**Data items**
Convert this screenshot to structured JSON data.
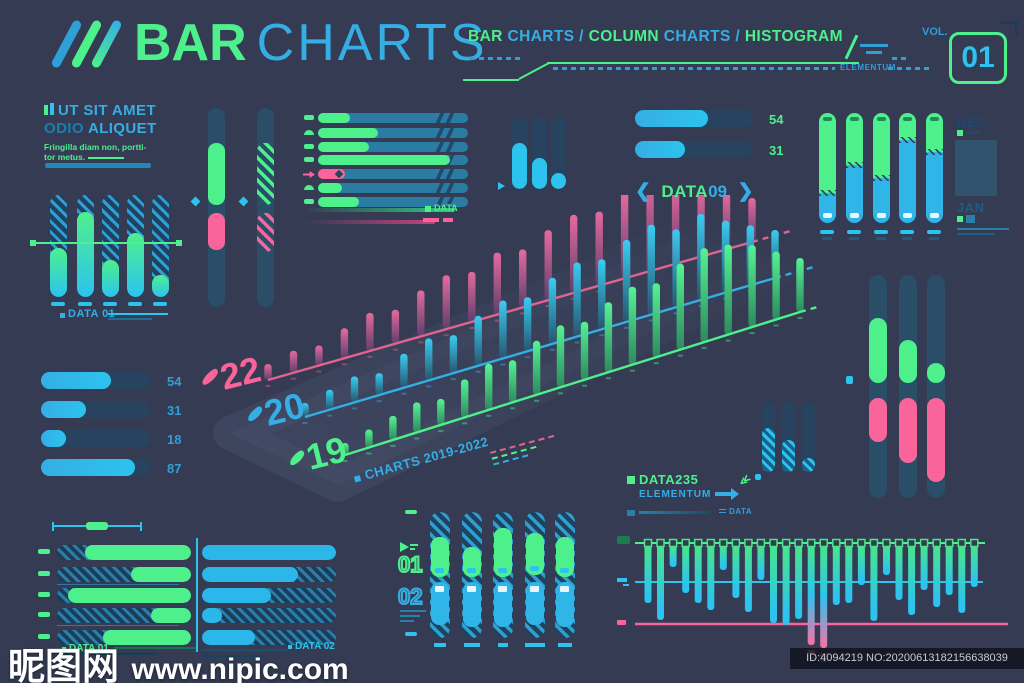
{
  "colors": {
    "bg": "#343b53",
    "green": "#4ef08c",
    "green_dark": "#1e7a52",
    "cyan": "#2cc3ef",
    "blue": "#35aee5",
    "blue_mid": "#2f9fd8",
    "blue_deep": "#2a7fa8",
    "navy_text": "#1c4a6e",
    "jan_text": "#1d5c86",
    "pink": "#f9659a",
    "pink_line": "#e0648f",
    "track": "#2a4e68",
    "track_dark": "#27435f",
    "panel": "#32536d",
    "white_mark": "#e8f6ff"
  },
  "header": {
    "title": [
      {
        "t": "BAR"
      },
      {
        "t": "CHARTS"
      }
    ],
    "subtitle": [
      {
        "t": "BAR "
      },
      {
        "t": "CHARTS / "
      },
      {
        "t": "COLUMN "
      },
      {
        "t": "CHARTS / "
      },
      {
        "t": "HISTOGRAM"
      }
    ],
    "elementum": "ELEMENTUM",
    "vol_label": "VOL.",
    "vol_number": "01"
  },
  "intro": {
    "heading1": "UT SIT AMET",
    "heading2_a": "ODIO",
    "heading2_b": " ALIQUET",
    "body1": "Fringilla diam non, portti-",
    "body2": "tor metus."
  },
  "labels": {
    "data01": "DATA 01",
    "data01_b": "DATA 01",
    "data02": "DATA 02",
    "data_mid": "DATA",
    "data09_a": "DATA",
    "data09_b": "09",
    "dec": "DEC.",
    "jan": "JAN",
    "y22": "22",
    "y20": "20",
    "y19": "19",
    "charts_years": "CHARTS 2019-2022",
    "n01": "01",
    "n02": "02",
    "data235": "DATA235",
    "elementum2": "ELEMENTUM",
    "redata": "DATA"
  },
  "watermark": {
    "site": "昵图网",
    "url": "www.nipic.com",
    "idline": "ID:4094219 NO:20200613182156638039"
  },
  "chart_data": [
    {
      "id": "capsule-bars-data01",
      "type": "bar",
      "label": "DATA 01",
      "track_height": 102,
      "fill_heights": [
        49,
        85,
        37,
        64,
        22
      ]
    },
    {
      "id": "dual-capsules",
      "type": "bar",
      "series": [
        {
          "name": "solid",
          "green_height": 62,
          "pink_height": 37
        },
        {
          "name": "hatched",
          "green_height": 62,
          "pink_height": 39
        }
      ]
    },
    {
      "id": "h-bars",
      "type": "bar",
      "orientation": "horizontal",
      "label": "DATA",
      "values_pct": [
        21,
        40,
        34,
        88,
        18,
        16,
        27
      ],
      "bar_colors": [
        "green",
        "green",
        "green",
        "green",
        "pink",
        "green",
        "green"
      ]
    },
    {
      "id": "cyan-triple",
      "type": "bar",
      "track_height": 72,
      "fill_heights": [
        46,
        31,
        16
      ]
    },
    {
      "id": "progress-right",
      "type": "bar",
      "orientation": "horizontal",
      "values": [
        54,
        31
      ],
      "fills_pct": [
        62,
        42
      ]
    },
    {
      "id": "progress-left",
      "type": "bar",
      "orientation": "horizontal",
      "values": [
        54,
        31,
        18,
        87
      ],
      "fills_pct": [
        64,
        41,
        23,
        85
      ]
    },
    {
      "id": "dec-jan",
      "type": "bar",
      "stacked": true,
      "legend": [
        "DEC.",
        "JAN"
      ],
      "track_height": 110,
      "green_heights": [
        80,
        52,
        65,
        27,
        39
      ],
      "cyan_heights": [
        30,
        58,
        45,
        83,
        71
      ]
    },
    {
      "id": "iso-3d",
      "type": "bar",
      "caption": "CHARTS 2019-2022",
      "rows": [
        {
          "year": "22",
          "color": "pink",
          "heights": [
            16,
            22,
            20,
            30,
            38,
            34,
            46,
            54,
            50,
            62,
            58,
            70,
            78,
            74,
            86,
            92,
            80,
            68,
            56,
            44
          ]
        },
        {
          "year": "20",
          "color": "blue",
          "heights": [
            14,
            20,
            26,
            22,
            34,
            42,
            38,
            50,
            58,
            54,
            66,
            74,
            70,
            82,
            90,
            78,
            86,
            72,
            60,
            48
          ]
        },
        {
          "year": "19",
          "color": "green",
          "heights": [
            12,
            18,
            24,
            30,
            26,
            38,
            46,
            42,
            54,
            62,
            58,
            70,
            78,
            74,
            86,
            94,
            90,
            82,
            68,
            54
          ]
        }
      ]
    },
    {
      "id": "green-pink-triple",
      "type": "bar",
      "track_height": 223,
      "green_heights": [
        65,
        43,
        20
      ],
      "pink_heights": [
        44,
        65,
        84
      ]
    },
    {
      "id": "hatched-cyan-triple",
      "type": "bar",
      "track_height": 70,
      "fill_heights": [
        44,
        32,
        14
      ]
    },
    {
      "id": "tornado",
      "type": "bar",
      "left_label": "DATA 01",
      "right_label": "DATA 02",
      "track_width": 134,
      "left_green_segments": [
        [
          28,
          106
        ],
        [
          74,
          60
        ],
        [
          11,
          123
        ],
        [
          94,
          40
        ],
        [
          46,
          88
        ]
      ],
      "right_cyan_widths": [
        134,
        96,
        69,
        20,
        53
      ]
    },
    {
      "id": "dual-row-5col",
      "type": "bar",
      "row_labels": [
        "01",
        "02"
      ],
      "green_segments": [
        [
          25,
          40
        ],
        [
          35,
          30
        ],
        [
          16,
          49
        ],
        [
          21,
          42
        ],
        [
          25,
          40
        ]
      ],
      "blue_segments": [
        [
          70,
          43
        ],
        [
          70,
          45
        ],
        [
          70,
          45
        ],
        [
          70,
          43
        ],
        [
          70,
          45
        ]
      ]
    },
    {
      "id": "hanging-histogram",
      "type": "bar",
      "baseline": "top",
      "lengths": [
        58,
        75,
        22,
        48,
        58,
        65,
        25,
        53,
        67,
        35,
        78,
        80,
        74,
        100,
        103,
        60,
        58,
        40,
        76,
        30,
        55,
        70,
        45,
        62,
        50,
        68,
        42
      ],
      "pink_indices": [
        13,
        14
      ]
    }
  ]
}
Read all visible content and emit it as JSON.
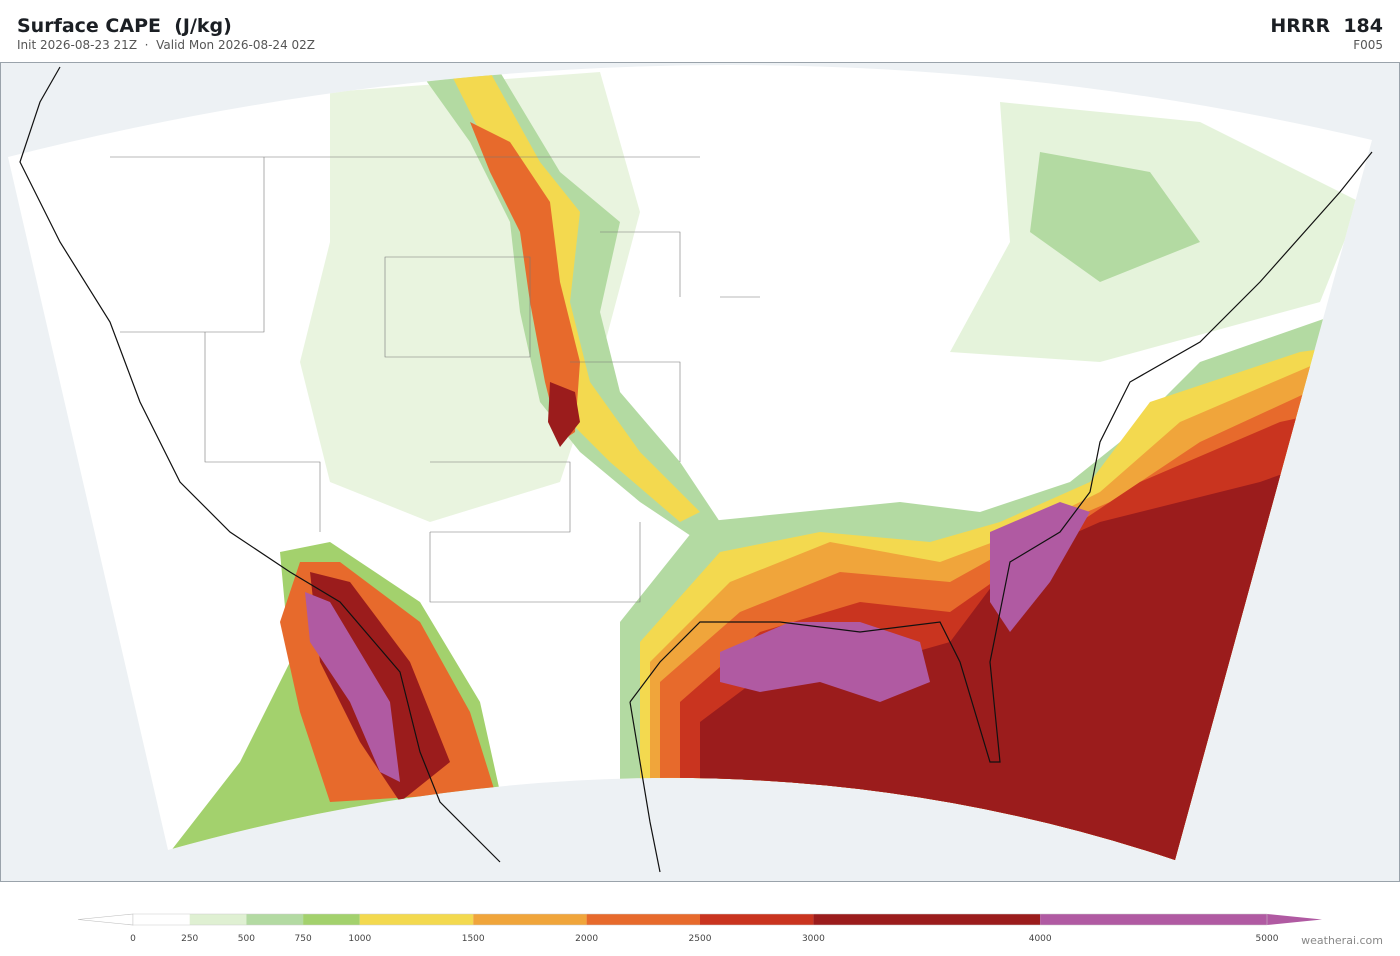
{
  "header": {
    "title": "Surface CAPE  (J/kg)",
    "subtitle": "Init 2026-08-23 21Z  ·  Valid Mon 2026-08-24 02Z",
    "model": "HRRR  184",
    "forecast_hour": "F005"
  },
  "colorbar": {
    "ticks": [
      0,
      250,
      500,
      750,
      1000,
      1500,
      2000,
      2500,
      3000,
      4000,
      5000
    ],
    "colors": [
      "#ffffff",
      "#dff0d2",
      "#b3daa2",
      "#a3d16d",
      "#f3d94f",
      "#f0a53b",
      "#e76a2c",
      "#c9341f",
      "#9b1c1c",
      "#b05aa2"
    ]
  },
  "footer": {
    "credit": "weatherai.com"
  }
}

**DO THIS**
Beginning at the line that contains "Read all visible content and emit it as JSON.", copy each remaining line of the records exactly, through the final one. Omit the pictures.

**WORKED ANSWER**
Read all visible content and emit it as JSON.
{
  "header": {
    "title": "Surface CAPE  (J/kg)",
    "subtitle": "Init 2026-08-23 21Z  ·  Valid Mon 2026-08-24 02Z",
    "model": "HRRR  184",
    "forecast_hour": "F005"
  },
  "colorbar": {
    "ticks": [
      0,
      250,
      500,
      750,
      1000,
      1500,
      2000,
      2500,
      3000,
      4000,
      5000
    ],
    "colors": [
      "#ffffff",
      "#dff0d2",
      "#b3daa2",
      "#a3d16d",
      "#f3d94f",
      "#f0a53b",
      "#e76a2c",
      "#c9341f",
      "#9b1c1c",
      "#b05aa2"
    ]
  },
  "footer": {
    "credit": "weatherai.com"
  }
}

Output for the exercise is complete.